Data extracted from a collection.
****************************************

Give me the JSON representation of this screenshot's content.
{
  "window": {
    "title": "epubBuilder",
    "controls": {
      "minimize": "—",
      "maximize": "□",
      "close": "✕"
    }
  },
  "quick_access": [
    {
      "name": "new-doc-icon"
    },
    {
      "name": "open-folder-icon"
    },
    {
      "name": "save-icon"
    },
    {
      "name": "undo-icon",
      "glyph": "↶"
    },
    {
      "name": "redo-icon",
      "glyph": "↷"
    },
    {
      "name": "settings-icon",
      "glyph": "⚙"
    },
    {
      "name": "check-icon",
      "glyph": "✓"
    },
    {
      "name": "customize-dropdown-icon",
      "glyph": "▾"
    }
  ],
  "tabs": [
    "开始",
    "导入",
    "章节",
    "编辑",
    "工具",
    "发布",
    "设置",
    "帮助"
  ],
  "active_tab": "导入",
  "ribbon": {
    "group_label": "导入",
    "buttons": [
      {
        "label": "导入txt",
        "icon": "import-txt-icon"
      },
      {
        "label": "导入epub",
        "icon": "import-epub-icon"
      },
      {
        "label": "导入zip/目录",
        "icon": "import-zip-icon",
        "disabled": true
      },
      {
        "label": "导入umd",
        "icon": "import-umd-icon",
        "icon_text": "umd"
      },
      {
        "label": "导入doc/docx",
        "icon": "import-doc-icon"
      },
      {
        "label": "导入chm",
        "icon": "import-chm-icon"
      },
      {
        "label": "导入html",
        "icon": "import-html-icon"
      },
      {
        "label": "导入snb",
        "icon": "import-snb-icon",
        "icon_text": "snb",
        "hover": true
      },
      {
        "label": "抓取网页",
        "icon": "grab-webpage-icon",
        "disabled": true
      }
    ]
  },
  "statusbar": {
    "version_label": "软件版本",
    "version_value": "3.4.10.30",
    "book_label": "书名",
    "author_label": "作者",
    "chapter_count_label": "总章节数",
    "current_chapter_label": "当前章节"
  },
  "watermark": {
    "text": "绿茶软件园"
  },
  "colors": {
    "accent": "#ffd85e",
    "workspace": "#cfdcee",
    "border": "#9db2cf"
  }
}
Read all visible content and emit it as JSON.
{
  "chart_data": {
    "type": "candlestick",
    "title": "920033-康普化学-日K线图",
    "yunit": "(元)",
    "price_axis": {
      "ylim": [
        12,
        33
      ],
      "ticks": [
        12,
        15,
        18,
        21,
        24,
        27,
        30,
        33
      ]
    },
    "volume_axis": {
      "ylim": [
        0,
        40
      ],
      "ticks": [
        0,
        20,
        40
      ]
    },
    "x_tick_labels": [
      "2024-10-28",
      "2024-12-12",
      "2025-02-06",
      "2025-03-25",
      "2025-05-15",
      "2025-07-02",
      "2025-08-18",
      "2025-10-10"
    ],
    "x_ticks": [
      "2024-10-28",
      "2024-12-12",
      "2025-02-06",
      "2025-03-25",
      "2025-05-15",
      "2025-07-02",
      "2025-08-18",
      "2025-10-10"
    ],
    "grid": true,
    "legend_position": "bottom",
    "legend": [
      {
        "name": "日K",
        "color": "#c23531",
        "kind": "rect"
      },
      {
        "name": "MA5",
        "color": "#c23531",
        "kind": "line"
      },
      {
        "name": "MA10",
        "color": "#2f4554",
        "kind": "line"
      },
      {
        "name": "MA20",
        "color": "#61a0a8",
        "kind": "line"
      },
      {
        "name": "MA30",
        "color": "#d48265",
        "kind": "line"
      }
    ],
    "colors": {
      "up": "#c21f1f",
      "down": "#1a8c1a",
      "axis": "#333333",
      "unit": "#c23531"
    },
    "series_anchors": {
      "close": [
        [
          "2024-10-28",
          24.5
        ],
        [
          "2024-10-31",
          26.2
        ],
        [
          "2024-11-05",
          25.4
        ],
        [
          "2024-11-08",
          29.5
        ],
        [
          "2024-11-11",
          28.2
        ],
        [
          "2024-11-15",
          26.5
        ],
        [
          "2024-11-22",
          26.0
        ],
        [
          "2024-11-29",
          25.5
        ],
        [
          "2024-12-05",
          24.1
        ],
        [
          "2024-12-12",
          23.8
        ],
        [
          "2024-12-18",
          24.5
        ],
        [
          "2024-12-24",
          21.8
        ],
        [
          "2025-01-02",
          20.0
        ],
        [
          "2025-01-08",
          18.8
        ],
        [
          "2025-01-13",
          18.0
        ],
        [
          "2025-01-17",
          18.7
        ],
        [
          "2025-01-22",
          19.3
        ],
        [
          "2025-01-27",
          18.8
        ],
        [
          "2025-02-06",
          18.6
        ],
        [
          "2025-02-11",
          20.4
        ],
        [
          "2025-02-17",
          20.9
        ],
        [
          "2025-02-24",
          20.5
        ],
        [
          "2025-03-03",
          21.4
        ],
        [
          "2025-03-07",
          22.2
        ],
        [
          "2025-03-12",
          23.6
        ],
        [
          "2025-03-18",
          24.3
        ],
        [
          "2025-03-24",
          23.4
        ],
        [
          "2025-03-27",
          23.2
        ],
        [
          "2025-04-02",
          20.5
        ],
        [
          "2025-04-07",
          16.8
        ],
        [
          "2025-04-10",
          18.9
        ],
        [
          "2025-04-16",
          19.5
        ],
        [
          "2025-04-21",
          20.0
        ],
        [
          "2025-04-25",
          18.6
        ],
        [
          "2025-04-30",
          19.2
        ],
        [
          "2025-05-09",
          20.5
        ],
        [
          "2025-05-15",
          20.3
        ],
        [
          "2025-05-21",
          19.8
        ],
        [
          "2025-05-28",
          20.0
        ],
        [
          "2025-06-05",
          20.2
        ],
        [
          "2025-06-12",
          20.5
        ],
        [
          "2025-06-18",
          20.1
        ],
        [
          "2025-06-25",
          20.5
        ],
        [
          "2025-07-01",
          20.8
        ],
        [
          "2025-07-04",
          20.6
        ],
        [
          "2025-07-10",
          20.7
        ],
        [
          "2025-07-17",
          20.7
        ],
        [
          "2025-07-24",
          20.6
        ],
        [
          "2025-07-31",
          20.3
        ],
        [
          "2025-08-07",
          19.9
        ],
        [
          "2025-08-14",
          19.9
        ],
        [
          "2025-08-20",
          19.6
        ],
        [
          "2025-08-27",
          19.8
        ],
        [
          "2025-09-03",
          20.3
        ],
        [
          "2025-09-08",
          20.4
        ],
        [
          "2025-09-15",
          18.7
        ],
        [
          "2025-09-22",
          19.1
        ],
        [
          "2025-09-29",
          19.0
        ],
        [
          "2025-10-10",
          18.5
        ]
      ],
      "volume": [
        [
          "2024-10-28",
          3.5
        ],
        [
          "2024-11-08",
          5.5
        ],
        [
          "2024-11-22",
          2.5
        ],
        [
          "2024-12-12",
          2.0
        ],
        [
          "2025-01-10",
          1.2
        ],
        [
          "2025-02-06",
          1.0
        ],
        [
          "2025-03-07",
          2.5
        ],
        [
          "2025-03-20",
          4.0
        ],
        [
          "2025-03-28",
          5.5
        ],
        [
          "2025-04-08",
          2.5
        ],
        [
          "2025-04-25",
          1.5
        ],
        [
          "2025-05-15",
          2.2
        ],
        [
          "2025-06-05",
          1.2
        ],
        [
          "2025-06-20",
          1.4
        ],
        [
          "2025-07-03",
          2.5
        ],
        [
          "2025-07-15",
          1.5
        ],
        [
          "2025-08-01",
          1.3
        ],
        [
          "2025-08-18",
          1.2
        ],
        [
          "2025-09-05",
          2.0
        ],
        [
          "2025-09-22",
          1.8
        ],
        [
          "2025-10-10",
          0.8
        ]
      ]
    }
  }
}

****************************************

Exercise instructions.
Every entry above needs to be quoted exactly.

Completed task.
Give me the JSON representation of this screenshot's content.
{
  "window": {
    "title": "epubBuilder",
    "controls": {
      "minimize": "—",
      "maximize": "□",
      "close": "✕"
    }
  },
  "quick_access": [
    {
      "name": "new-doc-icon"
    },
    {
      "name": "open-folder-icon"
    },
    {
      "name": "save-icon"
    },
    {
      "name": "undo-icon",
      "glyph": "↶"
    },
    {
      "name": "redo-icon",
      "glyph": "↷"
    },
    {
      "name": "settings-icon",
      "glyph": "⚙"
    },
    {
      "name": "check-icon",
      "glyph": "✓"
    },
    {
      "name": "customize-dropdown-icon",
      "glyph": "▾"
    }
  ],
  "tabs": [
    "开始",
    "导入",
    "章节",
    "编辑",
    "工具",
    "发布",
    "设置",
    "帮助"
  ],
  "active_tab": "导入",
  "ribbon": {
    "group_label": "导入",
    "buttons": [
      {
        "label": "导入txt",
        "icon": "import-txt-icon"
      },
      {
        "label": "导入epub",
        "icon": "import-epub-icon"
      },
      {
        "label": "导入zip/目录",
        "icon": "import-zip-icon",
        "disabled": true
      },
      {
        "label": "导入umd",
        "icon": "import-umd-icon",
        "icon_text": "umd"
      },
      {
        "label": "导入doc/docx",
        "icon": "import-doc-icon"
      },
      {
        "label": "导入chm",
        "icon": "import-chm-icon"
      },
      {
        "label": "导入html",
        "icon": "import-html-icon"
      },
      {
        "label": "导入snb",
        "icon": "import-snb-icon",
        "icon_text": "snb",
        "hover": true
      },
      {
        "label": "抓取网页",
        "icon": "grab-webpage-icon",
        "disabled": true
      }
    ]
  },
  "statusbar": {
    "version_label": "软件版本",
    "version_value": "3.4.10.30",
    "book_label": "书名",
    "author_label": "作者",
    "chapter_count_label": "总章节数",
    "current_chapter_label": "当前章节"
  },
  "watermark": {
    "text": "绿茶软件园"
  },
  "colors": {
    "accent": "#ffd85e",
    "workspace": "#cfdcee",
    "border": "#9db2cf"
  }
}
Read all visible content and emit it as JSON.
{
  "chart_data": {
    "type": "candlestick",
    "title": "920033-康普化学-日K线图",
    "yunit": "(元)",
    "price_axis": {
      "ylim": [
        12,
        33
      ],
      "ticks": [
        12,
        15,
        18,
        21,
        24,
        27,
        30,
        33
      ]
    },
    "volume_axis": {
      "ylim": [
        0,
        40
      ],
      "ticks": [
        0,
        20,
        40
      ]
    },
    "x_tick_labels": [
      "2024-10-28",
      "2024-12-12",
      "2025-02-06",
      "2025-03-25",
      "2025-05-15",
      "2025-07-02",
      "2025-08-18",
      "2025-10-10"
    ],
    "x_ticks": [
      "2024-10-28",
      "2024-12-12",
      "2025-02-06",
      "2025-03-25",
      "2025-05-15",
      "2025-07-02",
      "2025-08-18",
      "2025-10-10"
    ],
    "grid": true,
    "legend_position": "bottom",
    "legend": [
      {
        "name": "日K",
        "color": "#c23531",
        "kind": "rect"
      },
      {
        "name": "MA5",
        "color": "#c23531",
        "kind": "line"
      },
      {
        "name": "MA10",
        "color": "#2f4554",
        "kind": "line"
      },
      {
        "name": "MA20",
        "color": "#61a0a8",
        "kind": "line"
      },
      {
        "name": "MA30",
        "color": "#d48265",
        "kind": "line"
      }
    ],
    "colors": {
      "up": "#c21f1f",
      "down": "#1a8c1a",
      "axis": "#333333",
      "unit": "#c23531"
    },
    "series_anchors": {
      "close": [
        [
          "2024-10-28",
          24.5
        ],
        [
          "2024-10-31",
          26.2
        ],
        [
          "2024-11-05",
          25.4
        ],
        [
          "2024-11-08",
          29.5
        ],
        [
          "2024-11-11",
          28.2
        ],
        [
          "2024-11-15",
          26.5
        ],
        [
          "2024-11-22",
          26.0
        ],
        [
          "2024-11-29",
          25.5
        ],
        [
          "2024-12-05",
          24.1
        ],
        [
          "2024-12-12",
          23.8
        ],
        [
          "2024-12-18",
          24.5
        ],
        [
          "2024-12-24",
          21.8
        ],
        [
          "2025-01-02",
          20.0
        ],
        [
          "2025-01-08",
          18.8
        ],
        [
          "2025-01-13",
          18.0
        ],
        [
          "2025-01-17",
          18.7
        ],
        [
          "2025-01-22",
          19.3
        ],
        [
          "2025-01-27",
          18.8
        ],
        [
          "2025-02-06",
          18.6
        ],
        [
          "2025-02-11",
          20.4
        ],
        [
          "2025-02-17",
          20.9
        ],
        [
          "2025-02-24",
          20.5
        ],
        [
          "2025-03-03",
          21.4
        ],
        [
          "2025-03-07",
          22.2
        ],
        [
          "2025-03-12",
          23.6
        ],
        [
          "2025-03-18",
          24.3
        ],
        [
          "2025-03-24",
          23.4
        ],
        [
          "2025-03-27",
          23.2
        ],
        [
          "2025-04-02",
          20.5
        ],
        [
          "2025-04-07",
          16.8
        ],
        [
          "2025-04-10",
          18.9
        ],
        [
          "2025-04-16",
          19.5
        ],
        [
          "2025-04-21",
          20.0
        ],
        [
          "2025-04-25",
          18.6
        ],
        [
          "2025-04-30",
          19.2
        ],
        [
          "2025-05-09",
          20.5
        ],
        [
          "2025-05-15",
          20.3
        ],
        [
          "2025-05-21",
          19.8
        ],
        [
          "2025-05-28",
          20.0
        ],
        [
          "2025-06-05",
          20.2
        ],
        [
          "2025-06-12",
          20.5
        ],
        [
          "2025-06-18",
          20.1
        ],
        [
          "2025-06-25",
          20.5
        ],
        [
          "2025-07-01",
          20.8
        ],
        [
          "2025-07-04",
          20.6
        ],
        [
          "2025-07-10",
          20.7
        ],
        [
          "2025-07-17",
          20.7
        ],
        [
          "2025-07-24",
          20.6
        ],
        [
          "2025-07-31",
          20.3
        ],
        [
          "2025-08-07",
          19.9
        ],
        [
          "2025-08-14",
          19.9
        ],
        [
          "2025-08-20",
          19.6
        ],
        [
          "2025-08-27",
          19.8
        ],
        [
          "2025-09-03",
          20.3
        ],
        [
          "2025-09-08",
          20.4
        ],
        [
          "2025-09-15",
          18.7
        ],
        [
          "2025-09-22",
          19.1
        ],
        [
          "2025-09-29",
          19.0
        ],
        [
          "2025-10-10",
          18.5
        ]
      ],
      "volume": [
        [
          "2024-10-28",
          3.5
        ],
        [
          "2024-11-08",
          5.5
        ],
        [
          "2024-11-22",
          2.5
        ],
        [
          "2024-12-12",
          2.0
        ],
        [
          "2025-01-10",
          1.2
        ],
        [
          "2025-02-06",
          1.0
        ],
        [
          "2025-03-07",
          2.5
        ],
        [
          "2025-03-20",
          4.0
        ],
        [
          "2025-03-28",
          5.5
        ],
        [
          "2025-04-08",
          2.5
        ],
        [
          "2025-04-25",
          1.5
        ],
        [
          "2025-05-15",
          2.2
        ],
        [
          "2025-06-05",
          1.2
        ],
        [
          "2025-06-20",
          1.4
        ],
        [
          "2025-07-03",
          2.5
        ],
        [
          "2025-07-15",
          1.5
        ],
        [
          "2025-08-01",
          1.3
        ],
        [
          "2025-08-18",
          1.2
        ],
        [
          "2025-09-05",
          2.0
        ],
        [
          "2025-09-22",
          1.8
        ],
        [
          "2025-10-10",
          0.8
        ]
      ]
    }
  }
}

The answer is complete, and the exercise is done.